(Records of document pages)
═══

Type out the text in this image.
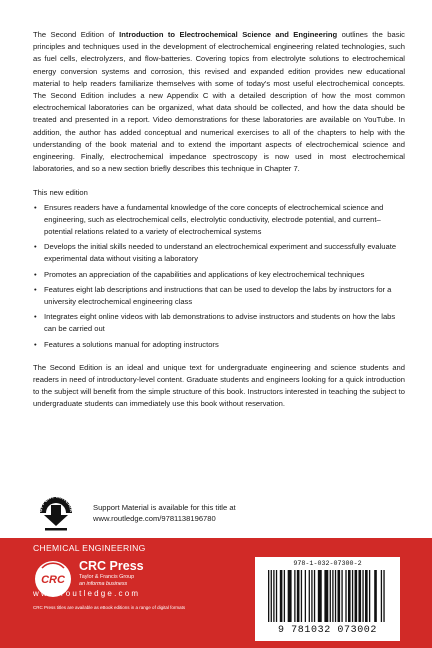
The Second Edition of Introduction to Electrochemical Science and Engineering outlines the basic principles and techniques used in the development of electrochemical engineering related technologies, such as fuel cells, electrolyzers, and flow-batteries. Covering topics from electrolyte solutions to electrochemical energy conversion systems and corrosion, this revised and expanded edition provides new educational material to help readers familiarize themselves with some of today's most useful electrochemical concepts. The Second Edition includes a new Appendix C with a detailed description of how the most common electrochemical laboratories can be organized, what data should be collected, and how the data should be treated and presented in a report. Video demonstrations for these laboratories are available on YouTube. In addition, the author has added conceptual and numerical exercises to all of the chapters to help with the understanding of the book material and to extend the important aspects of electrochemical science and engineering. Finally, electrochemical impedance spectroscopy is now used in most electrochemical laboratories, and so a new section briefly describes this technique in Chapter 7.

This new edition

• Ensures readers have a fundamental knowledge of the core concepts of electrochemical science and engineering, such as electrochemical cells, electrolytic conductivity, electrode potential, and current–potential relations related to a variety of electrochemical systems
• Develops the initial skills needed to understand an electrochemical experiment and successfully evaluate experimental data without visiting a laboratory
• Promotes an appreciation of the capabilities and applications of key electrochemical techniques
• Features eight lab descriptions and instructions that can be used to develop the labs by instructors for a university electrochemical engineering class
• Integrates eight online videos with lab demonstrations to advise instructors and students on how the labs can be carried out
• Features a solutions manual for adopting instructors

The Second Edition is an ideal and unique text for undergraduate engineering and science students and readers in need of introductory-level content. Graduate students and engineers looking for a quick introduction to the subject will benefit from the simple structure of this book. Instructors interested in teaching the subject to undergraduate students can immediately use this book without reservation.

UPPORT MATERIA Support Material is available for this title at
www.routledge.com/9781138196780
CHEMICAL ENGINEERING
CRC
CRC Press
Taylor & Francis Group
an informa business
www.routledge.com
CRC Press titles are available as eBook editions in a range of digital formats
978-1-032-07300-2
9 781032 073002
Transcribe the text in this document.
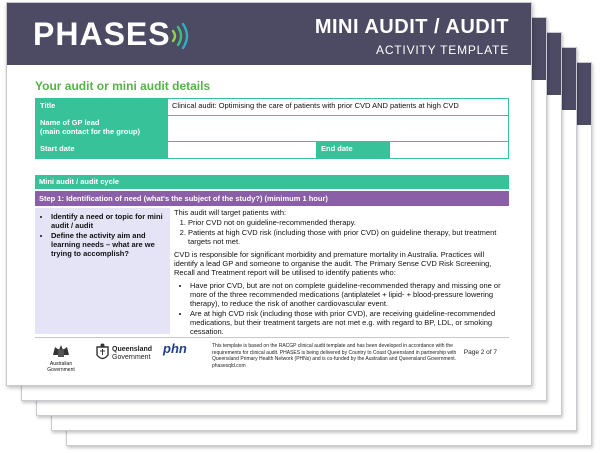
PHASES	MINI AUDIT / AUDIT
ACTIVITY TEMPLATE
Your audit or mini audit details
Title	Clinical audit: Optimising the care of patients with prior CVD AND patients at high CVD		
Name of GP lead
(main contact for the group)			
Start date		End date	
Mini audit / audit cycle
Step 1: Identification of need (what's the subject of the study?) (minimum 1 hour)
• Identify a need or topic for mini audit / audit
• Define the activity aim and learning needs – what are we trying to accomplish?

This audit will target patients with:

1. Prior CVD not on guideline-recommended therapy.
2. Patients at high CVD risk (including those with prior CVD) on guideline therapy, but treatment targets not met.

CVD is responsible for significant morbidity and premature mortality in Australia. Practices will identify a lead GP and someone to organise the audit. The Primary Sense CVD Risk Screening, Recall and Treatment report will be utilised to identify patients who:

• Have prior CVD, but are not on complete guideline-recommended therapy and missing one or more of the three recommended medications (antiplatelet + lipid- + blood-pressure lowering therapy), to reduce the risk of another cardiovascular event.
• Are at high CVD risk (including those with prior CVD), are receiving guideline-recommended medications, but their treatment targets are not met e.g. with regard to BP, LDL, or smoking cessation.
Australian Government
Queensland
Government
phn	This template is based on the RACGP clinical audit template and has been developed in accordance with the requirements for clinical audit. PHASES is being delivered by Country to Coast Queensland in partnership with Queensland Primary Health Network (PHNs) and is co-funded by the Australian and Queensland Government. phasesqld.com
Page 2 of 7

═══

• WHAT THE TASK ASKS: The output should consist of every entry above, printed exactly, with the images removed.

• RESULT FOR THIS TASK:
Type out the text in this image.
The Second Edition of Introduction to Electrochemical Science and Engineering outlines the basic principles and techniques used in the development of electrochemical engineering related technologies, such as fuel cells, electrolyzers, and flow-batteries. Covering topics from electrolyte solutions to electrochemical energy conversion systems and corrosion, this revised and expanded edition provides new educational material to help readers familiarize themselves with some of today's most useful electrochemical concepts. The Second Edition includes a new Appendix C with a detailed description of how the most common electrochemical laboratories can be organized, what data should be collected, and how the data should be treated and presented in a report. Video demonstrations for these laboratories are available on YouTube. In addition, the author has added conceptual and numerical exercises to all of the chapters to help with the understanding of the book material and to extend the important aspects of electrochemical science and engineering. Finally, electrochemical impedance spectroscopy is now used in most electrochemical laboratories, and so a new section briefly describes this technique in Chapter 7.

This new edition

• Ensures readers have a fundamental knowledge of the core concepts of electrochemical science and engineering, such as electrochemical cells, electrolytic conductivity, electrode potential, and current–potential relations related to a variety of electrochemical systems
• Develops the initial skills needed to understand an electrochemical experiment and successfully evaluate experimental data without visiting a laboratory
• Promotes an appreciation of the capabilities and applications of key electrochemical techniques
• Features eight lab descriptions and instructions that can be used to develop the labs by instructors for a university electrochemical engineering class
• Integrates eight online videos with lab demonstrations to advise instructors and students on how the labs can be carried out
• Features a solutions manual for adopting instructors

The Second Edition is an ideal and unique text for undergraduate engineering and science students and readers in need of introductory-level content. Graduate students and engineers looking for a quick introduction to the subject will benefit from the simple structure of this book. Instructors interested in teaching the subject to undergraduate students can immediately use this book without reservation.

UPPORT MATERIA Support Material is available for this title at
www.routledge.com/9781138196780
CHEMICAL ENGINEERING
CRC
CRC Press
Taylor & Francis Group
an informa business
www.routledge.com
CRC Press titles are available as eBook editions in a range of digital formats
978-1-032-07300-2
9 781032 073002
Transcribe the text in this document.
PHASES	MINI AUDIT / AUDIT
ACTIVITY TEMPLATE
Your audit or mini audit details
Title	Clinical audit: Optimising the care of patients with prior CVD AND patients at high CVD		
Name of GP lead
(main contact for the group)			
Start date		End date	
Mini audit / audit cycle
Step 1: Identification of need (what's the subject of the study?) (minimum 1 hour)
• Identify a need or topic for mini audit / audit
• Define the activity aim and learning needs – what are we trying to accomplish?

This audit will target patients with:

1. Prior CVD not on guideline-recommended therapy.
2. Patients at high CVD risk (including those with prior CVD) on guideline therapy, but treatment targets not met.

CVD is responsible for significant morbidity and premature mortality in Australia. Practices will identify a lead GP and someone to organise the audit. The Primary Sense CVD Risk Screening, Recall and Treatment report will be utilised to identify patients who:

• Have prior CVD, but are not on complete guideline-recommended therapy and missing one or more of the three recommended medications (antiplatelet + lipid- + blood-pressure lowering therapy), to reduce the risk of another cardiovascular event.
• Are at high CVD risk (including those with prior CVD), are receiving guideline-recommended medications, but their treatment targets are not met e.g. with regard to BP, LDL, or smoking cessation.
Australian Government
Queensland
Government
phn	This template is based on the RACGP clinical audit template and has been developed in accordance with the requirements for clinical audit. PHASES is being delivered by Country to Coast Queensland in partnership with Queensland Primary Health Network (PHNs) and is co-funded by the Australian and Queensland Government. phasesqld.com
Page 2 of 7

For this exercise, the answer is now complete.